Exercise goal: From the listing below, pull out the lines that hold "Partners".

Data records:

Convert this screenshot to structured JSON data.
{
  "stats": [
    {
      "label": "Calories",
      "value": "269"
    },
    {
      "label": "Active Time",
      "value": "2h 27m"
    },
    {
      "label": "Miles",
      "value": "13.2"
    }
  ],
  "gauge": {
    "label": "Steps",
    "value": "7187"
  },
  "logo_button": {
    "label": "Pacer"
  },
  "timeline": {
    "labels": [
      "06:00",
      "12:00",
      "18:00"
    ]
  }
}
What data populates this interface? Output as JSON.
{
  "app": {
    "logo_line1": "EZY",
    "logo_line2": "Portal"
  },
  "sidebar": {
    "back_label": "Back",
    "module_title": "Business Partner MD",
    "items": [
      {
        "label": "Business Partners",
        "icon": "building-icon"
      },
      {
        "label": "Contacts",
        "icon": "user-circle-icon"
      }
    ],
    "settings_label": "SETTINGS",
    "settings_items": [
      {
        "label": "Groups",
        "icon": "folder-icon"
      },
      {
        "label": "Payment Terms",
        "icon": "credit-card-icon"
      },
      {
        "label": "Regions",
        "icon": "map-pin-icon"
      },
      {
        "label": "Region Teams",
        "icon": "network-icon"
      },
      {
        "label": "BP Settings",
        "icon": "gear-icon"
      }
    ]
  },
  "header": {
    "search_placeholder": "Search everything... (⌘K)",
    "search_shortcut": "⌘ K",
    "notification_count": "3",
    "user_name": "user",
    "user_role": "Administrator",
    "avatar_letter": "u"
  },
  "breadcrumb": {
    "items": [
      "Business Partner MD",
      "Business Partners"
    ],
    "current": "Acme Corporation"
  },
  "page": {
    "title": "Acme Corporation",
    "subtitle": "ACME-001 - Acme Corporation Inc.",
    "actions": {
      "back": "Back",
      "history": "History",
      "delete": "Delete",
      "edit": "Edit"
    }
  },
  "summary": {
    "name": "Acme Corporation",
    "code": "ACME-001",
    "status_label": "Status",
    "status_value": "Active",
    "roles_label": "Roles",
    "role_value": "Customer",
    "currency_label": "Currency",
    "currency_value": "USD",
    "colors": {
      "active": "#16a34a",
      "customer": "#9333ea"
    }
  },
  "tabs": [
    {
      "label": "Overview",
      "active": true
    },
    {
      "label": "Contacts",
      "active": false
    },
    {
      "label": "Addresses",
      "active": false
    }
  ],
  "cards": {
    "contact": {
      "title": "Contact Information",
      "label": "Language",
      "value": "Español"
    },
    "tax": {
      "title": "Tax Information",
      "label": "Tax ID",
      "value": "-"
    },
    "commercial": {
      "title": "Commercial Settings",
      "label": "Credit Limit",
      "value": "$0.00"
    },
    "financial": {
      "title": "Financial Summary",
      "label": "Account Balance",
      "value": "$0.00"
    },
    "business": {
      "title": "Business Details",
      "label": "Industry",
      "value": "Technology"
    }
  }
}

Written answer:
        "label": "Business Partners",
      "Business Partners"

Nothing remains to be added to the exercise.